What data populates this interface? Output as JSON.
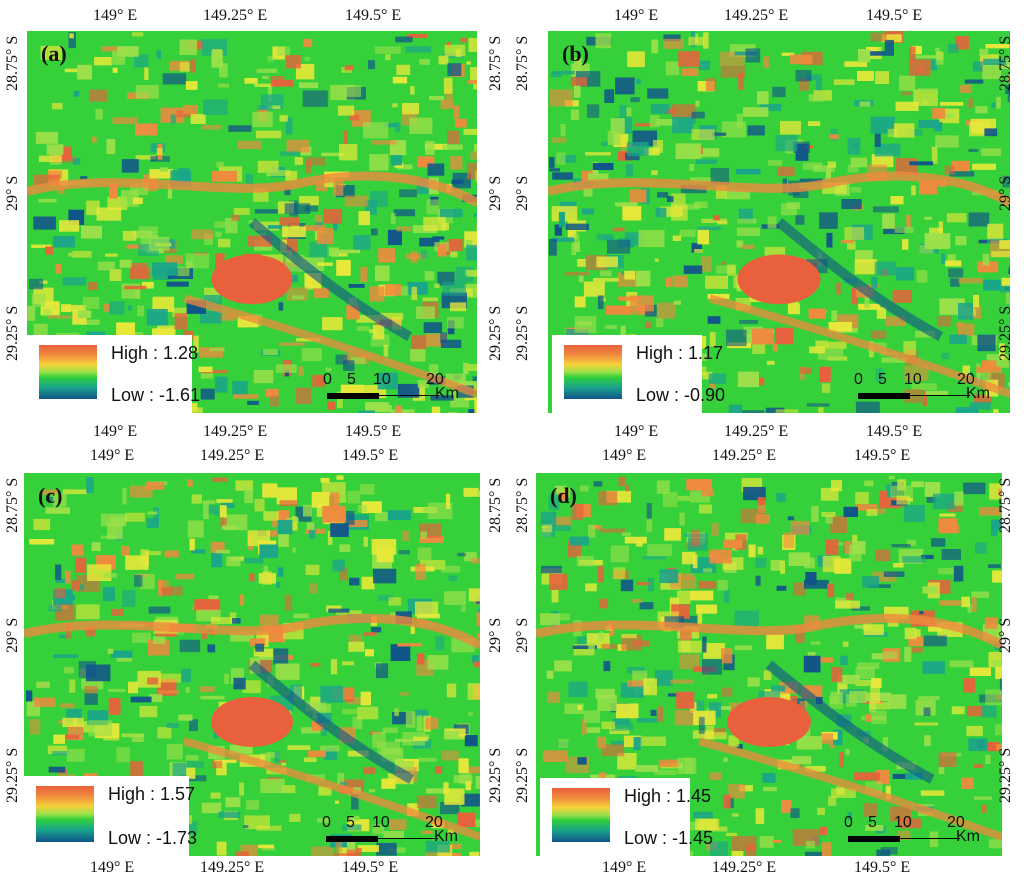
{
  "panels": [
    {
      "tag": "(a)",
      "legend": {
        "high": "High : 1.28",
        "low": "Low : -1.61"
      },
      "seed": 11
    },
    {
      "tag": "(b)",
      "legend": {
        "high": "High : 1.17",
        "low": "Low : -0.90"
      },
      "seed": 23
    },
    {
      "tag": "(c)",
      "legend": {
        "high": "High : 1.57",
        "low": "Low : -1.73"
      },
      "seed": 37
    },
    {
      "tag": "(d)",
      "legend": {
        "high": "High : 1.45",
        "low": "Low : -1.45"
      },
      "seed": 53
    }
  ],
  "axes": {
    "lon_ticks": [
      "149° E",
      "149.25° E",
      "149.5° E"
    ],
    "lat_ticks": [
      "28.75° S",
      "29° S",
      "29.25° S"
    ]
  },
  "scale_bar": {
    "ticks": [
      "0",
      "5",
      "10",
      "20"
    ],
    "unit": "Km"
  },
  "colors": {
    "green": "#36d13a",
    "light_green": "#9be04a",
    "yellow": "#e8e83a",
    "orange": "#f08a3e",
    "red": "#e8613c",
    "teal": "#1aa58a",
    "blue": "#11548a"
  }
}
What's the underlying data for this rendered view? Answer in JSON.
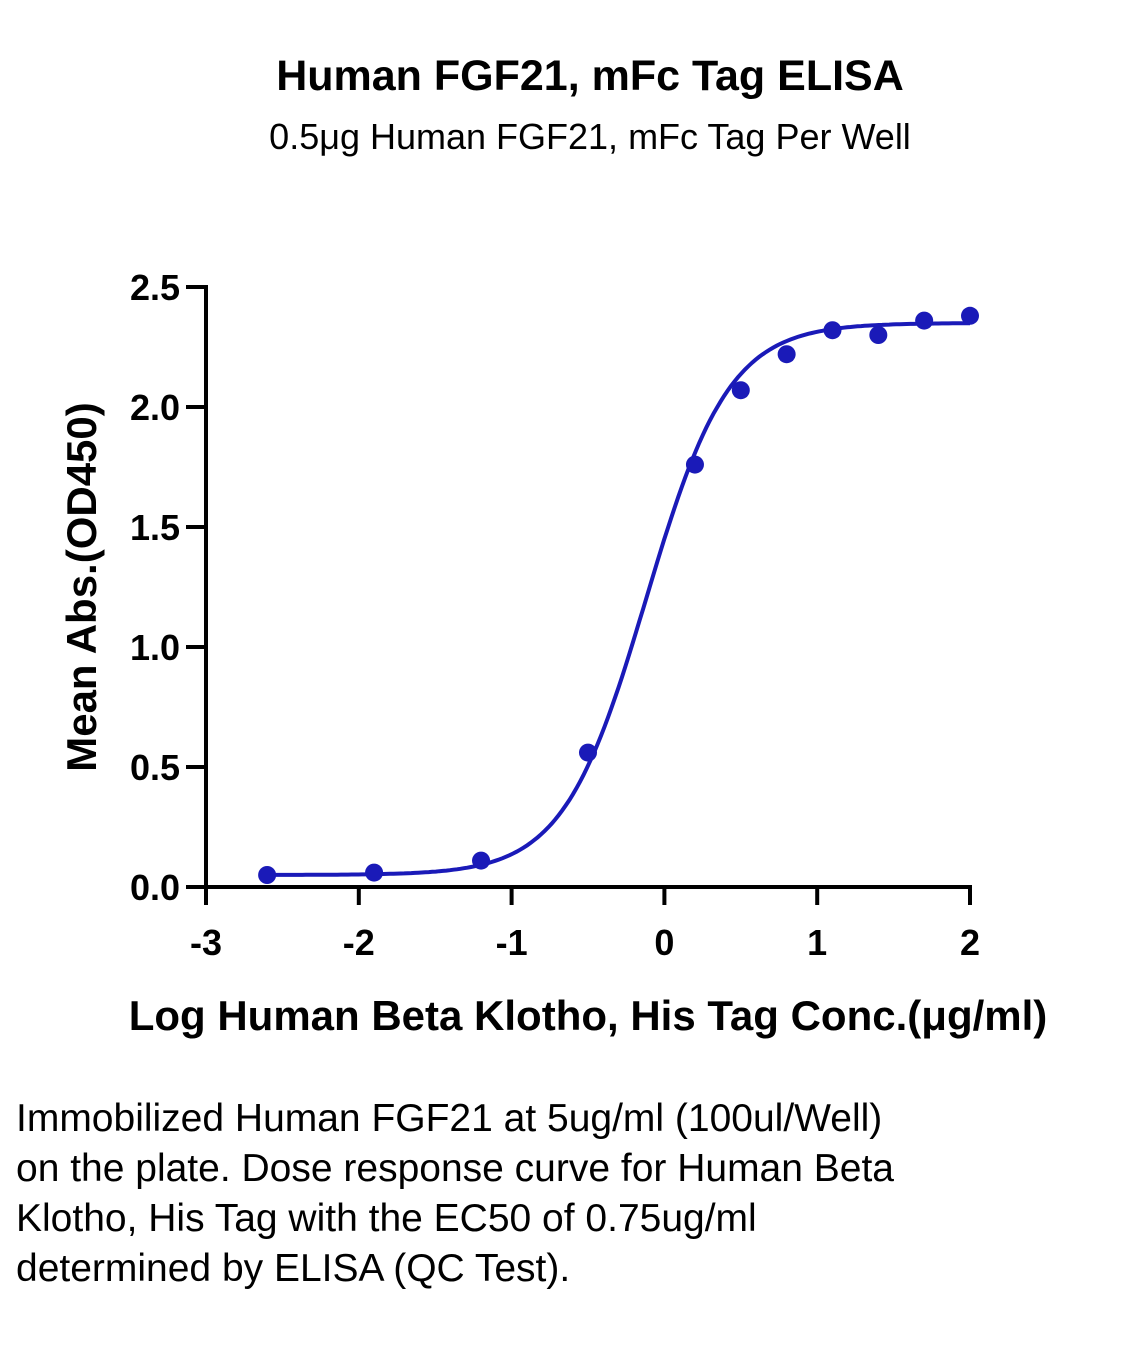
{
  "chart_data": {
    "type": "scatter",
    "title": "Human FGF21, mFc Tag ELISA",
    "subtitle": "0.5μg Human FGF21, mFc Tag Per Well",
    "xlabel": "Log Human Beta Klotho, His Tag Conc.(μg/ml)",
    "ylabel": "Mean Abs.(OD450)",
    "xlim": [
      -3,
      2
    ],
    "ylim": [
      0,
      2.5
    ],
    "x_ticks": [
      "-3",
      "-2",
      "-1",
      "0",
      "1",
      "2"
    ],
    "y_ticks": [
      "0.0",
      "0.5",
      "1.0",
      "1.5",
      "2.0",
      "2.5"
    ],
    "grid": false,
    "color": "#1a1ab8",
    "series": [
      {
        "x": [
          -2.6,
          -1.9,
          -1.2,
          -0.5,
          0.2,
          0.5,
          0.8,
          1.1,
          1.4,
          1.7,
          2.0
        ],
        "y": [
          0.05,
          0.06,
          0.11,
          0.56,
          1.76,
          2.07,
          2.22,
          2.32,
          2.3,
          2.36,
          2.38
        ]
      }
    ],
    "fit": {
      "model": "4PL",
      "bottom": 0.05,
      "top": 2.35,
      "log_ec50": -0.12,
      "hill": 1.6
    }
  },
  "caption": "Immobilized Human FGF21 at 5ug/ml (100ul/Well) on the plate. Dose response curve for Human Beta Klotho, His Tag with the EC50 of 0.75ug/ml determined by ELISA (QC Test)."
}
*-*-*
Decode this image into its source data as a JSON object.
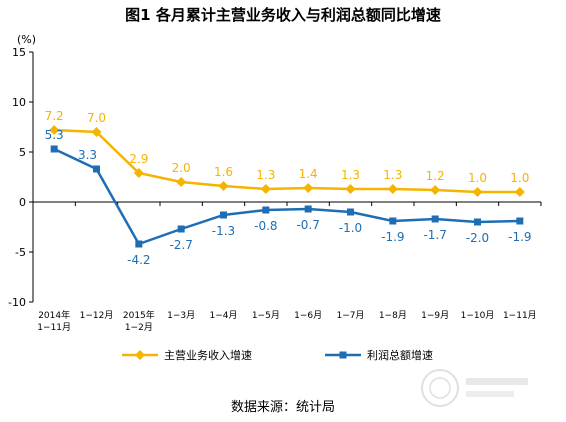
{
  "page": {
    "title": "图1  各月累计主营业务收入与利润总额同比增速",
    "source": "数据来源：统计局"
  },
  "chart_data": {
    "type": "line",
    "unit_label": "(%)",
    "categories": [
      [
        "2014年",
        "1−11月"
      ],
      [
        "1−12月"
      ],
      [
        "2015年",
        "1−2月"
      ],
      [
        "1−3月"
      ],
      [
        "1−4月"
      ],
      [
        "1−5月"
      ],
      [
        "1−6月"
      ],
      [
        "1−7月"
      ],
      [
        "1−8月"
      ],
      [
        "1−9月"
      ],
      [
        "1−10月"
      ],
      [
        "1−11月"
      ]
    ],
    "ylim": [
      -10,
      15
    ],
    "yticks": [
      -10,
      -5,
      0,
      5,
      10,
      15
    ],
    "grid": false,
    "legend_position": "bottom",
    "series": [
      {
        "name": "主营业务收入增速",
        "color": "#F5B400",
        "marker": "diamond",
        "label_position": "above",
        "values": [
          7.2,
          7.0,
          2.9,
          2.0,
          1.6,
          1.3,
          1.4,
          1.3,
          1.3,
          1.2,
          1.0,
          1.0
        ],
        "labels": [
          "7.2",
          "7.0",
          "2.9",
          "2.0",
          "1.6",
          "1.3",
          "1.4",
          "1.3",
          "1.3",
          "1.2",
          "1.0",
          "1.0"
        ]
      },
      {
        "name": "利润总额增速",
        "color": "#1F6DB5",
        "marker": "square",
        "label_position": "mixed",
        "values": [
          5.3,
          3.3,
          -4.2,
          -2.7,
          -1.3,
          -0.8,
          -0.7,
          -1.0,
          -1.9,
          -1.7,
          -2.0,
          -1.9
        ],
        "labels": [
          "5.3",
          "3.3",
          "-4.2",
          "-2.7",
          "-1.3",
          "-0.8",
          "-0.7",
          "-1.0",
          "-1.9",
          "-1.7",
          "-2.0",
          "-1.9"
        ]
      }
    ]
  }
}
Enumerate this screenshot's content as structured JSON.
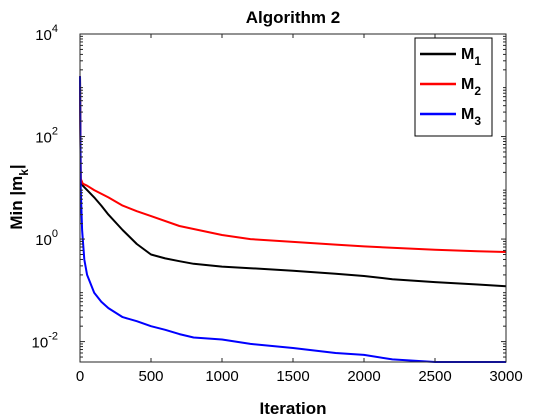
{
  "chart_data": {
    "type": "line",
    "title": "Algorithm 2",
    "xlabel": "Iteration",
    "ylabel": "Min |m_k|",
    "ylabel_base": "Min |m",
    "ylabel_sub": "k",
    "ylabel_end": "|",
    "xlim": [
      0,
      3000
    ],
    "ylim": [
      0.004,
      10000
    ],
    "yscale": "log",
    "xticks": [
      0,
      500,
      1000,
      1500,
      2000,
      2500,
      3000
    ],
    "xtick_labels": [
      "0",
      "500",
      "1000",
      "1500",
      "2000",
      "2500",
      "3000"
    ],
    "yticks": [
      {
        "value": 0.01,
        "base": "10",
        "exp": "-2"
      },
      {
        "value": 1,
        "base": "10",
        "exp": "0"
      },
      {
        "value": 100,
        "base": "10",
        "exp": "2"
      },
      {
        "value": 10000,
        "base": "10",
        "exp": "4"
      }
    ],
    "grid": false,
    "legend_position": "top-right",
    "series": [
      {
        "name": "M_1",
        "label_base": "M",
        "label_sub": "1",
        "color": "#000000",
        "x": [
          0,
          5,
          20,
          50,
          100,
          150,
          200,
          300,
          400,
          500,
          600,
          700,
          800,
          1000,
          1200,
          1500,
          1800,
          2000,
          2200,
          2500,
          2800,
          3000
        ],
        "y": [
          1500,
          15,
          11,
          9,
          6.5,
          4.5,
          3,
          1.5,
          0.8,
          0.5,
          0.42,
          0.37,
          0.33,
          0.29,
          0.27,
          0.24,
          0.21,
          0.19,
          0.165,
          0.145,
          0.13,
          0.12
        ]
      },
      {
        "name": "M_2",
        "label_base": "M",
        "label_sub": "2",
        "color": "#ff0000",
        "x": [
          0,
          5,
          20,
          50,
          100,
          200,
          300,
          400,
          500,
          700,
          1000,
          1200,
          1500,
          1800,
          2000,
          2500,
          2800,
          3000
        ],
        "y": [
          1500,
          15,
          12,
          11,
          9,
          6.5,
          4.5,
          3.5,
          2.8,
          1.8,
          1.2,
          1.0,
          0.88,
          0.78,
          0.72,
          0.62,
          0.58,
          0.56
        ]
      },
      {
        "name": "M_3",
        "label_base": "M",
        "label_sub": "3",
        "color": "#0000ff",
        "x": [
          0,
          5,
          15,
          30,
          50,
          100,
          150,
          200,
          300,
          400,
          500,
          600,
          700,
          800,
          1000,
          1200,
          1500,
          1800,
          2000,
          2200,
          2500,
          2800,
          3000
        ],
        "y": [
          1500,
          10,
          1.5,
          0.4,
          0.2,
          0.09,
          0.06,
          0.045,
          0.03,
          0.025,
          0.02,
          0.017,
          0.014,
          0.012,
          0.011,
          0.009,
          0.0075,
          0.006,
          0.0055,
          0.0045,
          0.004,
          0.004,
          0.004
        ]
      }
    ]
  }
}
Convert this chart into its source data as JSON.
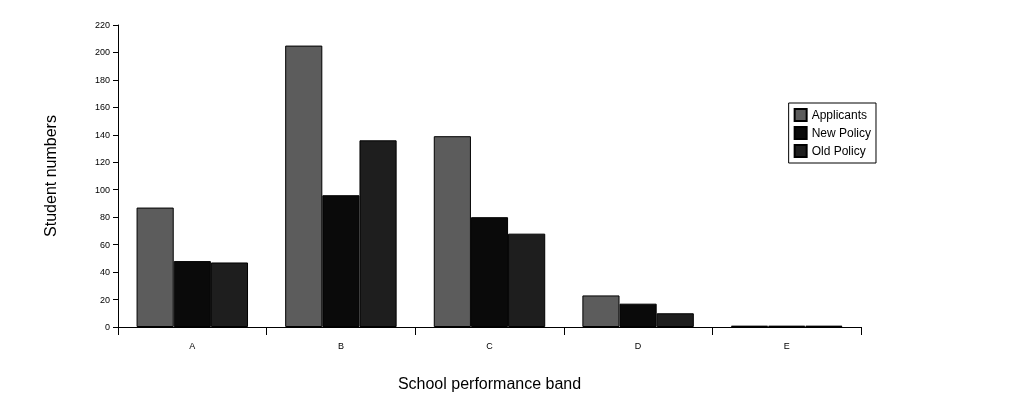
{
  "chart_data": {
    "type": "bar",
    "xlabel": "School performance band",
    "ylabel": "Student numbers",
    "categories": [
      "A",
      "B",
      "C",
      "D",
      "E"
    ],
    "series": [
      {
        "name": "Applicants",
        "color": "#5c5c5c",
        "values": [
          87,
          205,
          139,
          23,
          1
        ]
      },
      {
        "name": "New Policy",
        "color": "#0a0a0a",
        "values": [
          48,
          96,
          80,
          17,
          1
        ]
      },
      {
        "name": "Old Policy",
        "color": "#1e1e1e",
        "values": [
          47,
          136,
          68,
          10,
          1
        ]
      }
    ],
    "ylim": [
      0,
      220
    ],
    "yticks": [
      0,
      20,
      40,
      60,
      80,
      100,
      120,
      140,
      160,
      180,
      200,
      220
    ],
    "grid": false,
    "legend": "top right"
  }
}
*-*-*
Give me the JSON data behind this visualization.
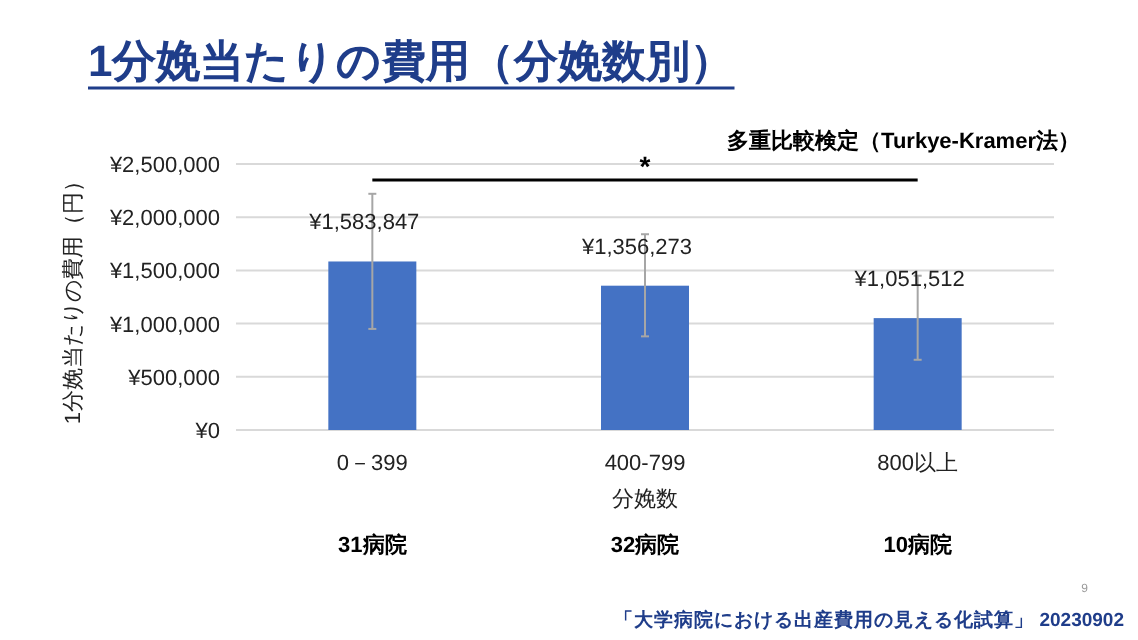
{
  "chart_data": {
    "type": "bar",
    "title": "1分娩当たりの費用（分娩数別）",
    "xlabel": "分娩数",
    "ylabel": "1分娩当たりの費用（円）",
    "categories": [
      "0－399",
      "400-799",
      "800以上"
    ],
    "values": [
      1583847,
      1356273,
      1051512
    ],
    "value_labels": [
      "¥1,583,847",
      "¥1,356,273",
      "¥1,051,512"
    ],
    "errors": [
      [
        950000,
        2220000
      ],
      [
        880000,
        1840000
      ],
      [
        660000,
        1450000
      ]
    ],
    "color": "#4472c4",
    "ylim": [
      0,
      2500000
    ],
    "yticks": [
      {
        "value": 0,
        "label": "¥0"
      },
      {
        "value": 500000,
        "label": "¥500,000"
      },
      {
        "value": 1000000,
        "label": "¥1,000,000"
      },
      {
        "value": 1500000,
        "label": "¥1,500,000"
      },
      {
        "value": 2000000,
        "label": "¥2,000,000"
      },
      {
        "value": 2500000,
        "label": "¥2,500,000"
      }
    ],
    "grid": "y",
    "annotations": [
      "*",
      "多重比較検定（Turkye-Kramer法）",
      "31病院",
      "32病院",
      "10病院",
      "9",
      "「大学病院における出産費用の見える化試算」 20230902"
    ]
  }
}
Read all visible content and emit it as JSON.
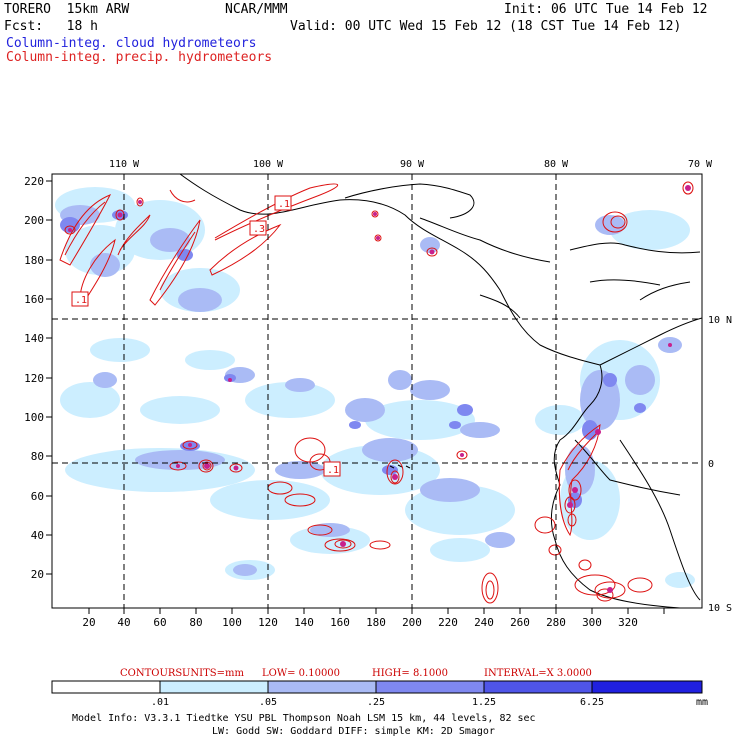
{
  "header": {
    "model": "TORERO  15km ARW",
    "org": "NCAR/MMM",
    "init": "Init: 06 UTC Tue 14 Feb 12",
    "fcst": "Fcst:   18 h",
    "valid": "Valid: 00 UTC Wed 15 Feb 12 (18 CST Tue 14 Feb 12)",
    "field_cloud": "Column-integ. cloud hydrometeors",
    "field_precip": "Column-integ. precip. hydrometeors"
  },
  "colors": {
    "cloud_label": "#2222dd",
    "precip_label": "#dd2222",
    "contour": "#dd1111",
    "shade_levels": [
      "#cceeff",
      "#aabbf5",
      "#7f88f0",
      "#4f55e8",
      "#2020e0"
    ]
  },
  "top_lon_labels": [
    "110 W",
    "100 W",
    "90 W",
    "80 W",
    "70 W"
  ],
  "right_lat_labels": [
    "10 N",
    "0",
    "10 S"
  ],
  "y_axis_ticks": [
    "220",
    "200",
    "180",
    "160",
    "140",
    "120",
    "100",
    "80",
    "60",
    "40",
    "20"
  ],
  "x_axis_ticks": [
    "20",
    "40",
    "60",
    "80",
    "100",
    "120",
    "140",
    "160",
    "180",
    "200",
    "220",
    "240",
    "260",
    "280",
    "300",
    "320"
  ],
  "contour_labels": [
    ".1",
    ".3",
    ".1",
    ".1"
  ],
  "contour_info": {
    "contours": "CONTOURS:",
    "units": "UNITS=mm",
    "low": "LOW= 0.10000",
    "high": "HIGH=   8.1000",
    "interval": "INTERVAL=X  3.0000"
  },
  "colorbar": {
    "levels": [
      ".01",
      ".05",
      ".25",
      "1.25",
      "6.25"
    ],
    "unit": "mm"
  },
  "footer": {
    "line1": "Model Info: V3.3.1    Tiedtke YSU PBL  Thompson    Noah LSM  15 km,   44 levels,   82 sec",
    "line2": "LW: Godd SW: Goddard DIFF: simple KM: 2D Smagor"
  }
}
*-*-*
#### [Exercise]
List each line of the entries that holds the string "Beta".

#### [Solution to the exercise]
    "xlabel": "Log Human Beta Klotho, His Tag Conc.(μg/ml)",
  "caption": "Immobilized Human FGF21 at 5ug/ml (100ul/Well) on the plate. Dose response curve for Human Beta Klotho, His Tag with the EC50 of 0.75ug/ml determined by ELISA (QC Test)."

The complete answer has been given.